START EXERCISE INPUTS

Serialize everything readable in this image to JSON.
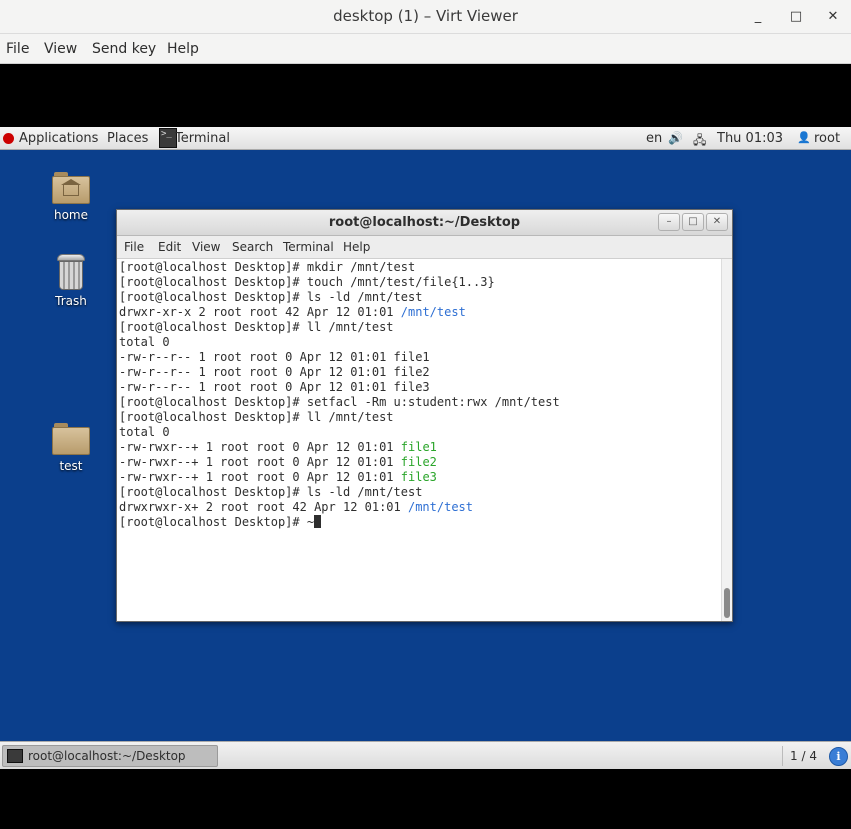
{
  "viewer": {
    "title": "desktop (1) – Virt Viewer",
    "menu": [
      "File",
      "View",
      "Send key",
      "Help"
    ],
    "controls": {
      "minimize": "_",
      "maximize": "□",
      "close": "✕"
    }
  },
  "topbar": {
    "applications": "Applications",
    "places": "Places",
    "terminal": "Terminal",
    "lang": "en",
    "clock": "Thu 01:03",
    "user": "root",
    "icons": [
      "volume-icon",
      "network-icon",
      "user-icon"
    ]
  },
  "desktop_icons": [
    {
      "label": "home",
      "icon": "home-folder-icon"
    },
    {
      "label": "Trash",
      "icon": "trash-icon"
    },
    {
      "label": "test",
      "icon": "folder-icon"
    }
  ],
  "terminal": {
    "title": "root@localhost:~/Desktop",
    "menu": [
      "File",
      "Edit",
      "View",
      "Search",
      "Terminal",
      "Help"
    ],
    "lines": [
      [
        {
          "t": "[root@localhost Desktop]# mkdir /mnt/test"
        }
      ],
      [
        {
          "t": "[root@localhost Desktop]# touch /mnt/test/file{1..3}"
        }
      ],
      [
        {
          "t": "[root@localhost Desktop]# ls -ld /mnt/test"
        }
      ],
      [
        {
          "t": "drwxr-xr-x 2 root root 42 Apr 12 01:01 "
        },
        {
          "t": "/mnt/test",
          "c": "blue"
        }
      ],
      [
        {
          "t": "[root@localhost Desktop]# ll /mnt/test"
        }
      ],
      [
        {
          "t": "total 0"
        }
      ],
      [
        {
          "t": "-rw-r--r-- 1 root root 0 Apr 12 01:01 file1"
        }
      ],
      [
        {
          "t": "-rw-r--r-- 1 root root 0 Apr 12 01:01 file2"
        }
      ],
      [
        {
          "t": "-rw-r--r-- 1 root root 0 Apr 12 01:01 file3"
        }
      ],
      [
        {
          "t": "[root@localhost Desktop]# setfacl -Rm u:student:rwx /mnt/test"
        }
      ],
      [
        {
          "t": "[root@localhost Desktop]# ll /mnt/test"
        }
      ],
      [
        {
          "t": "total 0"
        }
      ],
      [
        {
          "t": "-rw-rwxr--+ 1 root root 0 Apr 12 01:01 "
        },
        {
          "t": "file1",
          "c": "green"
        }
      ],
      [
        {
          "t": "-rw-rwxr--+ 1 root root 0 Apr 12 01:01 "
        },
        {
          "t": "file2",
          "c": "green"
        }
      ],
      [
        {
          "t": "-rw-rwxr--+ 1 root root 0 Apr 12 01:01 "
        },
        {
          "t": "file3",
          "c": "green"
        }
      ],
      [
        {
          "t": "[root@localhost Desktop]# ls -ld /mnt/test"
        }
      ],
      [
        {
          "t": "drwxrwxr-x+ 2 root root 42 Apr 12 01:01 "
        },
        {
          "t": "/mnt/test",
          "c": "blue"
        }
      ],
      [
        {
          "t": "[root@localhost Desktop]# ~"
        },
        {
          "cursor": true
        }
      ]
    ]
  },
  "taskbar": {
    "task_label": "root@localhost:~/Desktop",
    "pager": "1 / 4",
    "notify": "i"
  },
  "colors": {
    "desktop": "#0b3f8c",
    "ls_dir": "#2e6fd3",
    "ls_exec": "#2aa52a"
  }
}
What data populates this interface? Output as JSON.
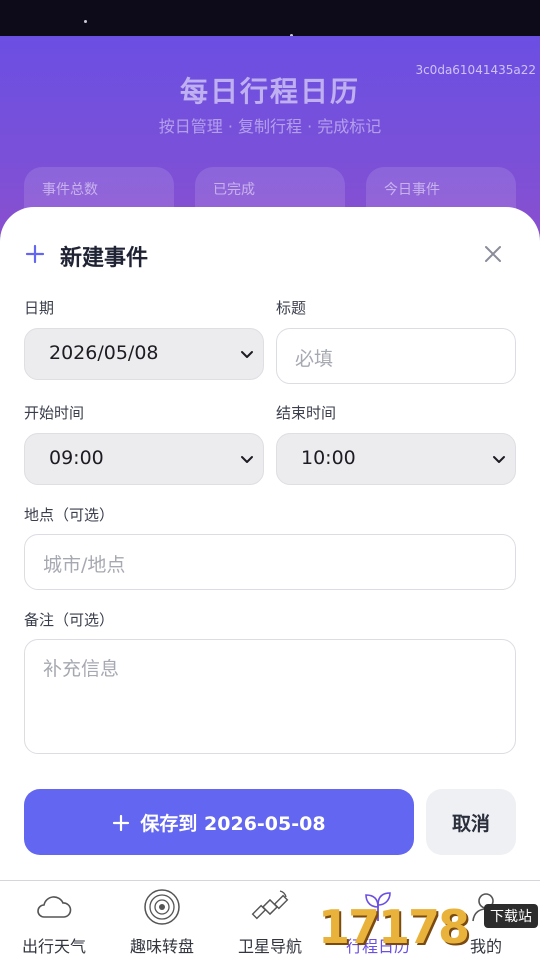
{
  "app": {
    "title": "每日行程日历",
    "subtitle": "按日管理 · 复制行程 · 完成标记",
    "code": "3c0da61041435a22"
  },
  "stats": [
    {
      "label": "事件总数"
    },
    {
      "label": "已完成"
    },
    {
      "label": "今日事件"
    }
  ],
  "sheet": {
    "title": "新建事件",
    "date_label": "日期",
    "date_value": "2026/05/08",
    "title_label": "标题",
    "title_placeholder": "必填",
    "start_label": "开始时间",
    "start_value": "09:00",
    "end_label": "结束时间",
    "end_value": "10:00",
    "location_label": "地点（可选）",
    "location_placeholder": "城市/地点",
    "notes_label": "备注（可选）",
    "notes_placeholder": "补充信息",
    "save_label": "保存到 2026-05-08",
    "cancel_label": "取消"
  },
  "tabs": [
    {
      "label": "出行天气",
      "icon": "cloud-icon"
    },
    {
      "label": "趣味转盘",
      "icon": "wheel-icon"
    },
    {
      "label": "卫星导航",
      "icon": "satellite-icon"
    },
    {
      "label": "行程日历",
      "icon": "sprout-icon",
      "active": true
    },
    {
      "label": "我的",
      "icon": "user-icon"
    }
  ],
  "watermark": {
    "number": "17178",
    "tag": "下载站"
  },
  "colors": {
    "accent": "#6366f0",
    "hero": "#6b4fe3",
    "active_tab": "#6b4fe3"
  }
}
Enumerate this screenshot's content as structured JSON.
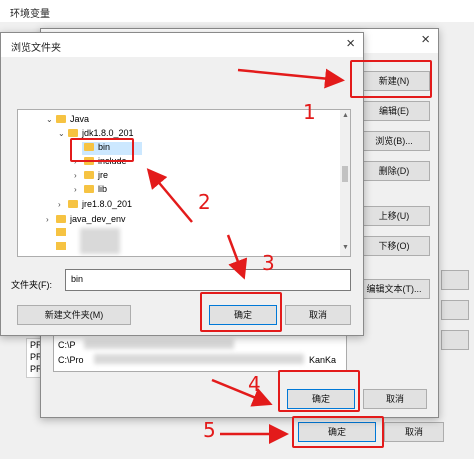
{
  "env_window": {
    "title": "环境变量",
    "confirm": "确定",
    "cancel": "取消"
  },
  "edit_window": {
    "buttons": {
      "new": "新建(N)",
      "edit": "编辑(E)",
      "browse": "浏览(B)...",
      "delete": "删除(D)",
      "move_up": "上移(U)",
      "move_down": "下移(O)",
      "edit_text": "编辑文本(T)..."
    },
    "list_rows": [
      "C:\\P",
      "C:\\Pro",
      "KanKa"
    ],
    "confirm": "确定",
    "cancel": "取消"
  },
  "behind_labels": [
    "PR",
    "PR",
    "PR"
  ],
  "browse_dialog": {
    "title": "浏览文件夹",
    "tree": [
      {
        "label": "Java",
        "arrow": "⌄"
      },
      {
        "label": "jdk1.8.0_201",
        "arrow": "⌄"
      },
      {
        "label": "bin",
        "arrow": ""
      },
      {
        "label": "include",
        "arrow": "›"
      },
      {
        "label": "jre",
        "arrow": "›"
      },
      {
        "label": "lib",
        "arrow": "›"
      },
      {
        "label": "jre1.8.0_201",
        "arrow": "›"
      },
      {
        "label": "java_dev_env",
        "arrow": "›"
      }
    ],
    "folder_label": "文件夹(F):",
    "folder_value": "bin",
    "new_folder": "新建文件夹(M)",
    "confirm": "确定",
    "cancel": "取消"
  },
  "annotations": [
    "1",
    "2",
    "3",
    "4",
    "5"
  ],
  "colors": {
    "annotation": "#e31b1b",
    "folder": "#f6c342",
    "selection": "#cce8ff"
  }
}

END EXERCISE INPUTS

_WORK INSTRUCTIONS_
Repeat the data above exactly, but not the pictures.

_TASK ANSWER_
Serialize everything readable in this image to JSON.
{
  "viewer": {
    "title": "desktop (1) – Virt Viewer",
    "menu": [
      "File",
      "View",
      "Send key",
      "Help"
    ],
    "controls": {
      "minimize": "_",
      "maximize": "□",
      "close": "✕"
    }
  },
  "topbar": {
    "applications": "Applications",
    "places": "Places",
    "terminal": "Terminal",
    "lang": "en",
    "clock": "Thu 01:03",
    "user": "root",
    "icons": [
      "volume-icon",
      "network-icon",
      "user-icon"
    ]
  },
  "desktop_icons": [
    {
      "label": "home",
      "icon": "home-folder-icon"
    },
    {
      "label": "Trash",
      "icon": "trash-icon"
    },
    {
      "label": "test",
      "icon": "folder-icon"
    }
  ],
  "terminal": {
    "title": "root@localhost:~/Desktop",
    "menu": [
      "File",
      "Edit",
      "View",
      "Search",
      "Terminal",
      "Help"
    ],
    "lines": [
      [
        {
          "t": "[root@localhost Desktop]# mkdir /mnt/test"
        }
      ],
      [
        {
          "t": "[root@localhost Desktop]# touch /mnt/test/file{1..3}"
        }
      ],
      [
        {
          "t": "[root@localhost Desktop]# ls -ld /mnt/test"
        }
      ],
      [
        {
          "t": "drwxr-xr-x 2 root root 42 Apr 12 01:01 "
        },
        {
          "t": "/mnt/test",
          "c": "blue"
        }
      ],
      [
        {
          "t": "[root@localhost Desktop]# ll /mnt/test"
        }
      ],
      [
        {
          "t": "total 0"
        }
      ],
      [
        {
          "t": "-rw-r--r-- 1 root root 0 Apr 12 01:01 file1"
        }
      ],
      [
        {
          "t": "-rw-r--r-- 1 root root 0 Apr 12 01:01 file2"
        }
      ],
      [
        {
          "t": "-rw-r--r-- 1 root root 0 Apr 12 01:01 file3"
        }
      ],
      [
        {
          "t": "[root@localhost Desktop]# setfacl -Rm u:student:rwx /mnt/test"
        }
      ],
      [
        {
          "t": "[root@localhost Desktop]# ll /mnt/test"
        }
      ],
      [
        {
          "t": "total 0"
        }
      ],
      [
        {
          "t": "-rw-rwxr--+ 1 root root 0 Apr 12 01:01 "
        },
        {
          "t": "file1",
          "c": "green"
        }
      ],
      [
        {
          "t": "-rw-rwxr--+ 1 root root 0 Apr 12 01:01 "
        },
        {
          "t": "file2",
          "c": "green"
        }
      ],
      [
        {
          "t": "-rw-rwxr--+ 1 root root 0 Apr 12 01:01 "
        },
        {
          "t": "file3",
          "c": "green"
        }
      ],
      [
        {
          "t": "[root@localhost Desktop]# ls -ld /mnt/test"
        }
      ],
      [
        {
          "t": "drwxrwxr-x+ 2 root root 42 Apr 12 01:01 "
        },
        {
          "t": "/mnt/test",
          "c": "blue"
        }
      ],
      [
        {
          "t": "[root@localhost Desktop]# ~"
        },
        {
          "cursor": true
        }
      ]
    ]
  },
  "taskbar": {
    "task_label": "root@localhost:~/Desktop",
    "pager": "1 / 4",
    "notify": "i"
  },
  "colors": {
    "desktop": "#0b3f8c",
    "ls_dir": "#2e6fd3",
    "ls_exec": "#2aa52a"
  }
}
What data populates this interface? Output as JSON.
{
  "app": {
    "title": "每日行程日历",
    "subtitle": "按日管理 · 复制行程 · 完成标记",
    "code": "3c0da61041435a22"
  },
  "stats": [
    {
      "label": "事件总数"
    },
    {
      "label": "已完成"
    },
    {
      "label": "今日事件"
    }
  ],
  "sheet": {
    "title": "新建事件",
    "date_label": "日期",
    "date_value": "2026/05/08",
    "title_label": "标题",
    "title_placeholder": "必填",
    "start_label": "开始时间",
    "start_value": "09:00",
    "end_label": "结束时间",
    "end_value": "10:00",
    "location_label": "地点（可选）",
    "location_placeholder": "城市/地点",
    "notes_label": "备注（可选）",
    "notes_placeholder": "补充信息",
    "save_label": "保存到 2026-05-08",
    "cancel_label": "取消"
  },
  "tabs": [
    {
      "label": "出行天气",
      "icon": "cloud-icon"
    },
    {
      "label": "趣味转盘",
      "icon": "wheel-icon"
    },
    {
      "label": "卫星导航",
      "icon": "satellite-icon"
    },
    {
      "label": "行程日历",
      "icon": "sprout-icon",
      "active": true
    },
    {
      "label": "我的",
      "icon": "user-icon"
    }
  ],
  "watermark": {
    "number": "17178",
    "tag": "下载站"
  },
  "colors": {
    "accent": "#6366f0",
    "hero": "#6b4fe3",
    "active_tab": "#6b4fe3"
  }
}
Enumerate this screenshot's content as structured JSON.
{
  "env_window": {
    "title": "环境变量",
    "confirm": "确定",
    "cancel": "取消"
  },
  "edit_window": {
    "buttons": {
      "new": "新建(N)",
      "edit": "编辑(E)",
      "browse": "浏览(B)...",
      "delete": "删除(D)",
      "move_up": "上移(U)",
      "move_down": "下移(O)",
      "edit_text": "编辑文本(T)..."
    },
    "list_rows": [
      "C:\\P",
      "C:\\Pro",
      "KanKa"
    ],
    "confirm": "确定",
    "cancel": "取消"
  },
  "behind_labels": [
    "PR",
    "PR",
    "PR"
  ],
  "browse_dialog": {
    "title": "浏览文件夹",
    "tree": [
      {
        "label": "Java",
        "arrow": "⌄"
      },
      {
        "label": "jdk1.8.0_201",
        "arrow": "⌄"
      },
      {
        "label": "bin",
        "arrow": ""
      },
      {
        "label": "include",
        "arrow": "›"
      },
      {
        "label": "jre",
        "arrow": "›"
      },
      {
        "label": "lib",
        "arrow": "›"
      },
      {
        "label": "jre1.8.0_201",
        "arrow": "›"
      },
      {
        "label": "java_dev_env",
        "arrow": "›"
      }
    ],
    "folder_label": "文件夹(F):",
    "folder_value": "bin",
    "new_folder": "新建文件夹(M)",
    "confirm": "确定",
    "cancel": "取消"
  },
  "annotations": [
    "1",
    "2",
    "3",
    "4",
    "5"
  ],
  "colors": {
    "annotation": "#e31b1b",
    "folder": "#f6c342",
    "selection": "#cce8ff"
  }
}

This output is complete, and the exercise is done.